Reproduce the material without any changes, starting at the line that contains "wire junction F to ground" and ending after the line that contains "wire W through shield 3".

** BEGIN **

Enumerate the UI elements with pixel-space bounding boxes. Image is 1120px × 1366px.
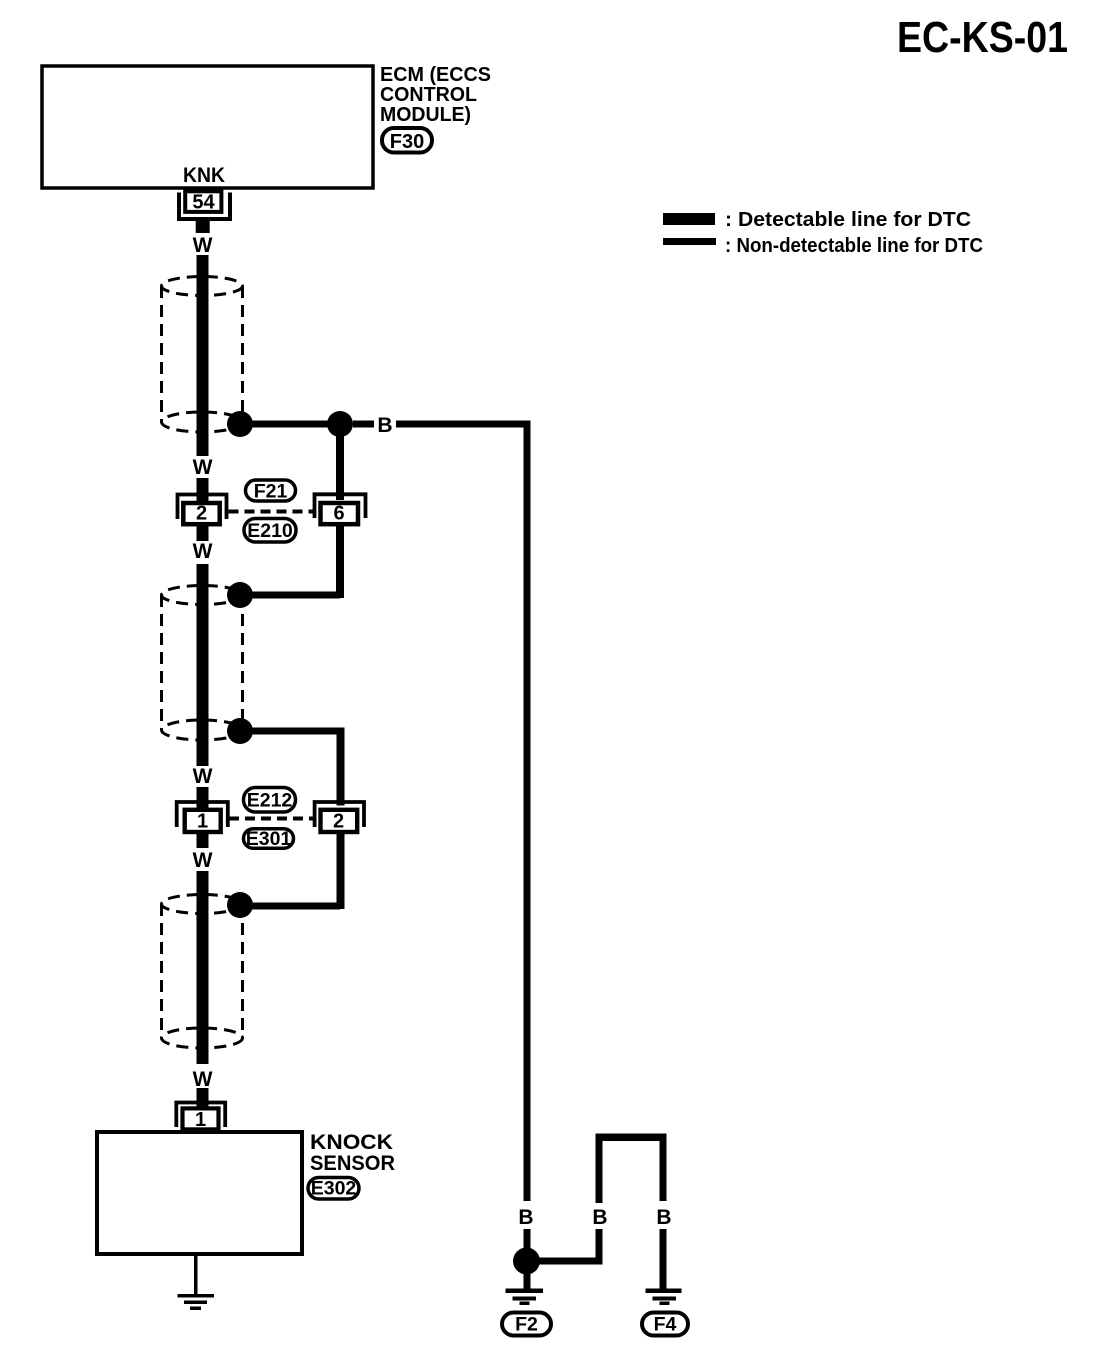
wire junction F to ground F2 bbox=[524, 1267, 531, 1289]
wire connector F21-6 down to corner bbox=[336, 525, 344, 598]
knock sensor connector pin 1 box bbox=[183, 1108, 219, 1129]
connector dashed mating line F21/E210 bbox=[229, 510, 314, 514]
wire corner to shield2 top drain bbox=[240, 592, 340, 599]
svg-text:W: W bbox=[193, 849, 213, 872]
wire B main vertical down bbox=[524, 421, 531, 1202]
svg-text:F21: F21 bbox=[254, 481, 288, 503]
svg-text:6: 6 bbox=[333, 503, 344, 525]
connector F21/E210 pin 2 box bbox=[183, 503, 219, 524]
wire W below connector E212-1 bbox=[197, 834, 209, 848]
wire knock sensor to ground bbox=[194, 1254, 198, 1295]
svg-text:B: B bbox=[518, 1206, 533, 1229]
knock sensor connector pin 1 bracket bbox=[176, 1103, 225, 1128]
connector pin 54 box bbox=[185, 191, 221, 212]
wire B stub above junction F bbox=[524, 1229, 531, 1249]
svg-text:EC-KS-01: EC-KS-01 bbox=[897, 13, 1068, 62]
connector F21/E210 pin 6 bracket bbox=[315, 494, 366, 518]
svg-text:E210: E210 bbox=[247, 520, 293, 542]
svg-text:2: 2 bbox=[196, 503, 207, 525]
wire shield1 drain to node B bbox=[240, 421, 340, 428]
connector E212/E301 pin 2 box bbox=[321, 810, 358, 832]
connector E212/E301 pin 1 box bbox=[185, 810, 221, 832]
connector dashed mating line E212/E301 bbox=[229, 817, 313, 821]
wire B horizontal to corner bbox=[396, 421, 530, 428]
svg-text:54: 54 bbox=[192, 192, 215, 214]
svg-text:W: W bbox=[193, 1068, 213, 1091]
junction dot D shield2 bottom bbox=[227, 718, 253, 744]
svg-text:B: B bbox=[656, 1206, 671, 1229]
svg-text:2: 2 bbox=[333, 811, 344, 833]
svg-text:B: B bbox=[592, 1206, 607, 1229]
svg-text:F2: F2 bbox=[515, 1314, 538, 1336]
connector F21/E210 pin 6 box bbox=[321, 503, 359, 524]
ground symbol knock sensor bbox=[178, 1294, 215, 1310]
wire W pin54 stub bbox=[196, 220, 210, 233]
knock sensor box bbox=[97, 1132, 302, 1254]
svg-text:E301: E301 bbox=[246, 828, 292, 850]
wire W through shield 3 bbox=[197, 871, 209, 1064]
ground symbol F2 bbox=[506, 1289, 544, 1306]
wire node B down to connector F21-6 bbox=[336, 424, 344, 500]
junction dot C shield2 top bbox=[227, 582, 253, 608]
svg-text:SENSOR: SENSOR bbox=[310, 1152, 395, 1175]
wire W into connector E212-1 bbox=[197, 787, 209, 808]
shield cylinder 1 bbox=[162, 277, 243, 433]
connector F21/E210 pin 2 bracket bbox=[178, 495, 227, 520]
svg-text:E302: E302 bbox=[311, 1178, 357, 1200]
connector oval E212 bbox=[244, 788, 296, 813]
svg-text:B: B bbox=[377, 414, 392, 437]
svg-text:W: W bbox=[193, 456, 213, 479]
ECM box bbox=[42, 66, 373, 188]
wire W through shield 1 bbox=[197, 255, 209, 456]
svg-text:F30: F30 bbox=[390, 131, 424, 153]
svg-text:MODULE): MODULE) bbox=[380, 103, 471, 126]
svg-text:W: W bbox=[193, 234, 213, 257]
legend non-detectable line bar bbox=[663, 238, 716, 245]
wire W redraw over shields bbox=[197, 255, 209, 456]
junction dot E shield3 top bbox=[227, 892, 253, 918]
connector oval F21 bbox=[246, 480, 296, 501]
wire connector E212-2 down to corner bbox=[337, 834, 345, 909]
svg-text:KNOCK: KNOCK bbox=[310, 1131, 393, 1154]
wire W through shield 2 bbox=[197, 564, 209, 766]
junction dot F bbox=[513, 1248, 540, 1275]
shield cylinder 2 bbox=[162, 586, 243, 741]
wire right vertical to ground F4 bbox=[660, 1229, 667, 1289]
wire junction F to middle branch bbox=[526, 1258, 599, 1265]
connector E212/E301 pin 1 bracket bbox=[177, 802, 228, 827]
svg-text:F4: F4 bbox=[654, 1314, 677, 1336]
wire W into connector F21-2 bbox=[197, 478, 209, 504]
ground connector oval F4 bbox=[642, 1313, 688, 1336]
wire node B short dash before label bbox=[353, 421, 374, 428]
ground symbol F4 bbox=[646, 1289, 682, 1306]
svg-text:E212: E212 bbox=[247, 790, 293, 812]
svg-text:W: W bbox=[193, 540, 213, 563]
wire right vertical down bbox=[660, 1134, 667, 1202]
junction dot A shield1 drain bbox=[227, 411, 253, 437]
wire corner to shield3 top drain bbox=[240, 903, 340, 910]
svg-text:KNK: KNK bbox=[183, 164, 225, 187]
junction dot B bbox=[327, 411, 353, 437]
wire W into knock sensor connector bbox=[197, 1088, 209, 1107]
svg-text:1: 1 bbox=[197, 811, 208, 833]
svg-text:: Detectable line for DTC: : Detectable line for DTC bbox=[725, 209, 971, 231]
wire middle vertical below label bbox=[596, 1229, 603, 1265]
connector E212/E301 pin 2 bracket bbox=[315, 802, 364, 827]
wire corner down to connector E212-2 bbox=[337, 728, 345, 806]
ground connector oval F2 bbox=[502, 1313, 551, 1336]
connector pin 54 bracket bbox=[179, 193, 230, 220]
wire W below connector F21-2 bbox=[197, 526, 209, 541]
svg-text:W: W bbox=[193, 765, 213, 788]
connector oval E302 bbox=[308, 1178, 359, 1200]
connector oval F30 bbox=[382, 128, 432, 153]
wire staple top horizontal bbox=[596, 1134, 667, 1142]
wire middle vertical up bbox=[596, 1137, 603, 1203]
connector oval E210 bbox=[244, 519, 296, 543]
shield cylinder 3 bbox=[162, 895, 243, 1049]
svg-text:1: 1 bbox=[195, 1109, 206, 1131]
legend detectable line bar bbox=[663, 213, 715, 225]
svg-text:: Non-detectable line for DTC: : Non-detectable line for DTC bbox=[725, 235, 983, 257]
wire shield2 bottom drain to corner bbox=[240, 728, 340, 735]
connector oval E301 bbox=[244, 829, 294, 849]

** END **

• Task solution:
wire junction F to ground F2 bbox=[524, 1267, 531, 1289]
wire connector F21-6 down to corner bbox=[336, 525, 344, 598]
knock sensor connector pin 1 box bbox=[183, 1108, 219, 1129]
connector dashed mating line F21/E210 bbox=[229, 510, 314, 514]
wire corner to shield2 top drain bbox=[240, 592, 340, 599]
svg-text:W: W bbox=[193, 849, 213, 872]
wire B main vertical down bbox=[524, 421, 531, 1202]
svg-text:F21: F21 bbox=[254, 481, 288, 503]
svg-text:6: 6 bbox=[333, 503, 344, 525]
connector F21/E210 pin 2 box bbox=[183, 503, 219, 524]
wire W below connector E212-1 bbox=[197, 834, 209, 848]
wire knock sensor to ground bbox=[194, 1254, 198, 1295]
svg-text:B: B bbox=[518, 1206, 533, 1229]
knock sensor connector pin 1 bracket bbox=[176, 1103, 225, 1128]
connector pin 54 box bbox=[185, 191, 221, 212]
wire B stub above junction F bbox=[524, 1229, 531, 1249]
svg-text:EC-KS-01: EC-KS-01 bbox=[897, 13, 1068, 62]
connector F21/E210 pin 6 bracket bbox=[315, 494, 366, 518]
svg-text:E210: E210 bbox=[247, 520, 293, 542]
svg-text:2: 2 bbox=[196, 503, 207, 525]
wire shield1 drain to node B bbox=[240, 421, 340, 428]
connector E212/E301 pin 2 box bbox=[321, 810, 358, 832]
connector E212/E301 pin 1 box bbox=[185, 810, 221, 832]
connector dashed mating line E212/E301 bbox=[229, 817, 313, 821]
wire B horizontal to corner bbox=[396, 421, 530, 428]
svg-text:54: 54 bbox=[192, 192, 215, 214]
svg-text:W: W bbox=[193, 1068, 213, 1091]
junction dot D shield2 bottom bbox=[227, 718, 253, 744]
svg-text:B: B bbox=[656, 1206, 671, 1229]
svg-text:2: 2 bbox=[333, 811, 344, 833]
svg-text:B: B bbox=[592, 1206, 607, 1229]
svg-text:F2: F2 bbox=[515, 1314, 538, 1336]
connector F21/E210 pin 6 box bbox=[321, 503, 359, 524]
ground symbol knock sensor bbox=[178, 1294, 215, 1310]
wire W pin54 stub bbox=[196, 220, 210, 233]
knock sensor box bbox=[97, 1132, 302, 1254]
svg-text:E301: E301 bbox=[246, 828, 292, 850]
wire W through shield 3 bbox=[197, 871, 209, 1064]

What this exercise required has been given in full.